Tokoh paling terkemuka dari jenis Avant-garde ketiga ini, tanpa diragukan lagi adalah Marcel Duchamp (1887-1968), seorang seniman dari gerakan Dada. Sebelum bergabung dengan gerakan Dada yang baru terbentuk pada 1916 di Zurich, Duchamp telah menggemparkan dua seni di Amerika dengan keikutsertaanya pada pameran yang diadakan pada 1912. Pada pameran itu, ia menyertakan lukisannya yang bejudul Nude Descending a Staircase, suatu lukisan yang bergaya Kubisme bercampur dengan Futurisme. Pada tahun berikutnya, ia menyertakan karya “ready made” yang pertama berupa roda depan sepeda yang dipasang pada bangku dapur tanpa tambahan apapun. Tahun 1914 ia memamerkan rak botol, dan pada 1917 ia menandatangani sebuah urinoir (wadah kencing) dengan tulisan R. Mutt dan memamerkannya sebagai karya seni.

◆ **Data yang Diberikan**:
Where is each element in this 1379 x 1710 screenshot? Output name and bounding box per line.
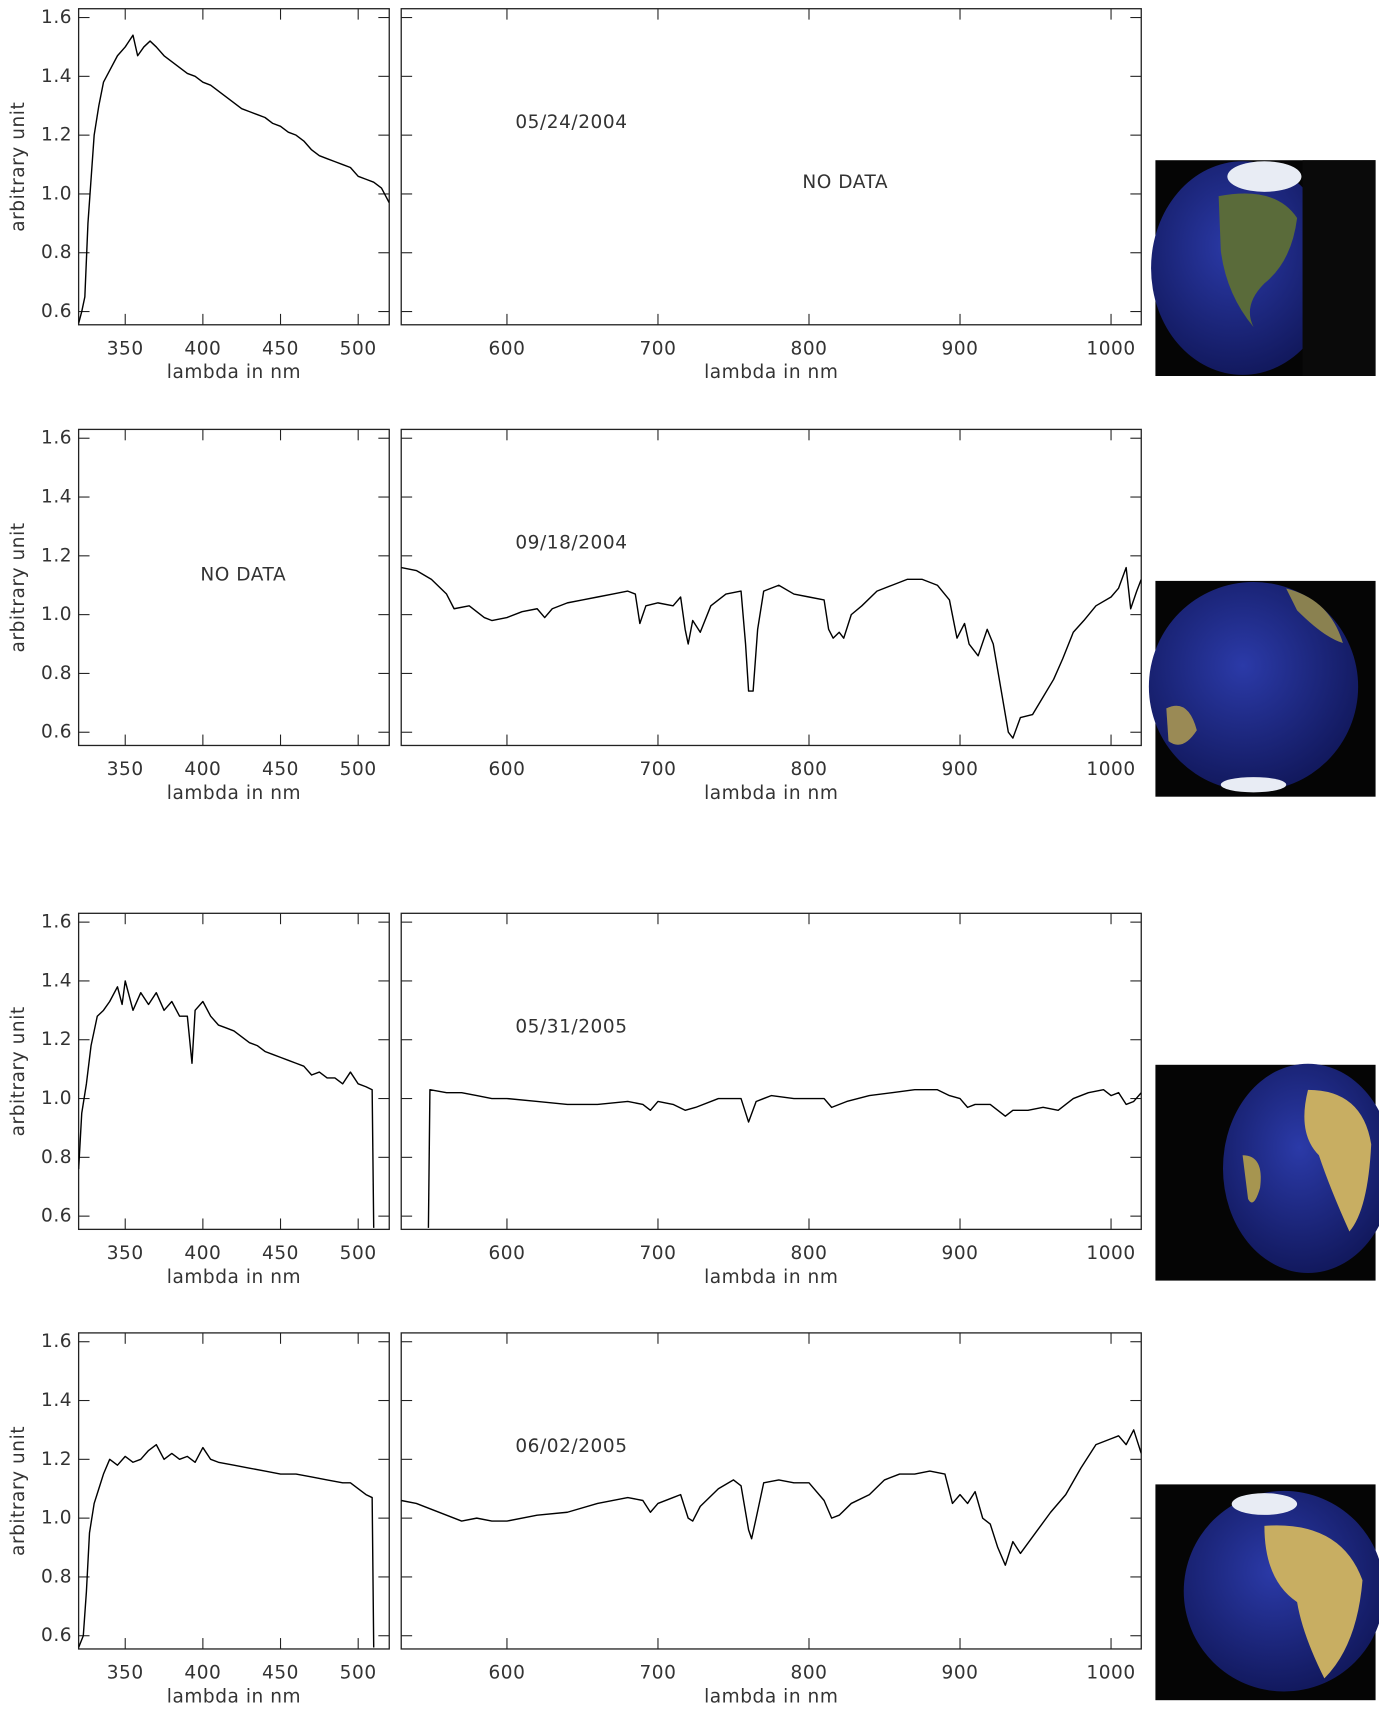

◆ **Petunjuk Tugas**: Tuliskan kembali seluruh kutipan tentang Marcel Duchamp di atas tanpa mengubah satu huruf atau tanda baca pun.

◆ **Hasil Akhir**:
Tokoh paling terkemuka dari jenis Avant-garde ketiga ini, tanpa diragukan lagi adalah Marcel Duchamp (1887-1968), seorang seniman dari gerakan Dada. Sebelum bergabung dengan gerakan Dada yang baru terbentuk pada 1916 di Zurich, Duchamp telah menggemparkan dua seni di Amerika dengan keikutsertaanya pada pameran yang diadakan pada 1912. Pada pameran itu, ia menyertakan lukisannya yang bejudul Nude Descending a Staircase, suatu lukisan yang bergaya Kubisme bercampur dengan Futurisme. Pada tahun berikutnya, ia menyertakan karya “ready made” yang pertama berupa roda depan sepeda yang dipasang pada bangku dapur tanpa tambahan apapun. Tahun 1914 ia memamerkan rak botol, dan pada 1917 ia menandatangani sebuah urinoir (wadah kencing) dengan tulisan R. Mutt dan memamerkannya sebagai karya seni.